══ MATERIAL SUPPLIED

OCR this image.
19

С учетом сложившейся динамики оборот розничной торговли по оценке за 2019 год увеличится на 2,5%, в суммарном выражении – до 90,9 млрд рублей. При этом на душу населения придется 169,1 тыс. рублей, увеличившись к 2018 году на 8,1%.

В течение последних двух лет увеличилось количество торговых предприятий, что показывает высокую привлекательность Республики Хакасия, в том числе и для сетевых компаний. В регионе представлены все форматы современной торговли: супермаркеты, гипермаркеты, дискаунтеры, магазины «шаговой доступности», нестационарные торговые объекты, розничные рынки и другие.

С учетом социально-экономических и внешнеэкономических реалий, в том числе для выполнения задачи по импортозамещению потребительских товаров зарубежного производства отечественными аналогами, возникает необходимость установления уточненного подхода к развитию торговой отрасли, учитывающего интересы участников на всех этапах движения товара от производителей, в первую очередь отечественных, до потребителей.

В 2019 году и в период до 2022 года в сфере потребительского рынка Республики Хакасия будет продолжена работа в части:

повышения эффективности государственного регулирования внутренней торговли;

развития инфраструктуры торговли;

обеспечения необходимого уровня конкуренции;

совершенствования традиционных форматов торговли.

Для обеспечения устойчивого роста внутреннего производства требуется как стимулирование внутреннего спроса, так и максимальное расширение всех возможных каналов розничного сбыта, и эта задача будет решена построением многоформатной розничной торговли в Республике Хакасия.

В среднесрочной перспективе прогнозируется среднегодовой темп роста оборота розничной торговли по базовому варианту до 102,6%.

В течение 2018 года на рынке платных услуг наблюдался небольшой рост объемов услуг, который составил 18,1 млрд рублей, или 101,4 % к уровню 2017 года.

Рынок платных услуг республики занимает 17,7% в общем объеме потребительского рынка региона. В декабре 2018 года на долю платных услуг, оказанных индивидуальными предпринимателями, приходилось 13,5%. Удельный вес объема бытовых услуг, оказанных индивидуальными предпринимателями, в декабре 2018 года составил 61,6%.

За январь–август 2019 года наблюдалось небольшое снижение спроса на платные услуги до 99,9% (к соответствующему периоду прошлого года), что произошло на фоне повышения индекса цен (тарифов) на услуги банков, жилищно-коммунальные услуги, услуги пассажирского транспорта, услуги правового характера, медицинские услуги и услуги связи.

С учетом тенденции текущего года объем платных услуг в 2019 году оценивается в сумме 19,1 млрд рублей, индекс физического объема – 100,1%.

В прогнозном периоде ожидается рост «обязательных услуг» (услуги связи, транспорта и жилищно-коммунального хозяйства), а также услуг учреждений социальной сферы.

════

**YOUR GOAL:** Above are some records; repeat all of them exactly.

**SOLUTION TO THIS PROBLEM:**
OCR this image.
19

С учетом сложившейся динамики оборот розничной торговли по оценке за 2019 год увеличится на 2,5%, в суммарном выражении – до 90,9 млрд рублей. При этом на душу населения придется 169,1 тыс. рублей, увеличившись к 2018 году на 8,1%.

В течение последних двух лет увеличилось количество торговых предприятий, что показывает высокую привлекательность Республики Хакасия, в том числе и для сетевых компаний. В регионе представлены все форматы современной торговли: супермаркеты, гипермаркеты, дискаунтеры, магазины «шаговой доступности», нестационарные торговые объекты, розничные рынки и другие.

С учетом социально-экономических и внешнеэкономических реалий, в том числе для выполнения задачи по импортозамещению потребительских товаров зарубежного производства отечественными аналогами, возникает необходимость установления уточненного подхода к развитию торговой отрасли, учитывающего интересы участников на всех этапах движения товара от производителей, в первую очередь отечественных, до потребителей.

В 2019 году и в период до 2022 года в сфере потребительского рынка Республики Хакасия будет продолжена работа в части:

повышения эффективности государственного регулирования внутренней торговли;

развития инфраструктуры торговли;

обеспечения необходимого уровня конкуренции;

совершенствования традиционных форматов торговли.

Для обеспечения устойчивого роста внутреннего производства требуется как стимулирование внутреннего спроса, так и максимальное расширение всех возможных каналов розничного сбыта, и эта задача будет решена построением многоформатной розничной торговли в Республике Хакасия.

В среднесрочной перспективе прогнозируется среднегодовой темп роста оборота розничной торговли по базовому варианту до 102,6%.

В течение 2018 года на рынке платных услуг наблюдался небольшой рост объемов услуг, который составил 18,1 млрд рублей, или 101,4 % к уровню 2017 года.

Рынок платных услуг республики занимает 17,7% в общем объеме потребительского рынка региона. В декабре 2018 года на долю платных услуг, оказанных индивидуальными предпринимателями, приходилось 13,5%. Удельный вес объема бытовых услуг, оказанных индивидуальными предпринимателями, в декабре 2018 года составил 61,6%.

За январь–август 2019 года наблюдалось небольшое снижение спроса на платные услуги до 99,9% (к соответствующему периоду прошлого года), что произошло на фоне повышения индекса цен (тарифов) на услуги банков, жилищно-коммунальные услуги, услуги пассажирского транспорта, услуги правового характера, медицинские услуги и услуги связи.

С учетом тенденции текущего года объем платных услуг в 2019 году оценивается в сумме 19,1 млрд рублей, индекс физического объема – 100,1%.

В прогнозном периоде ожидается рост «обязательных услуг» (услуги связи, транспорта и жилищно-коммунального хозяйства), а также услуг учреждений социальной сферы.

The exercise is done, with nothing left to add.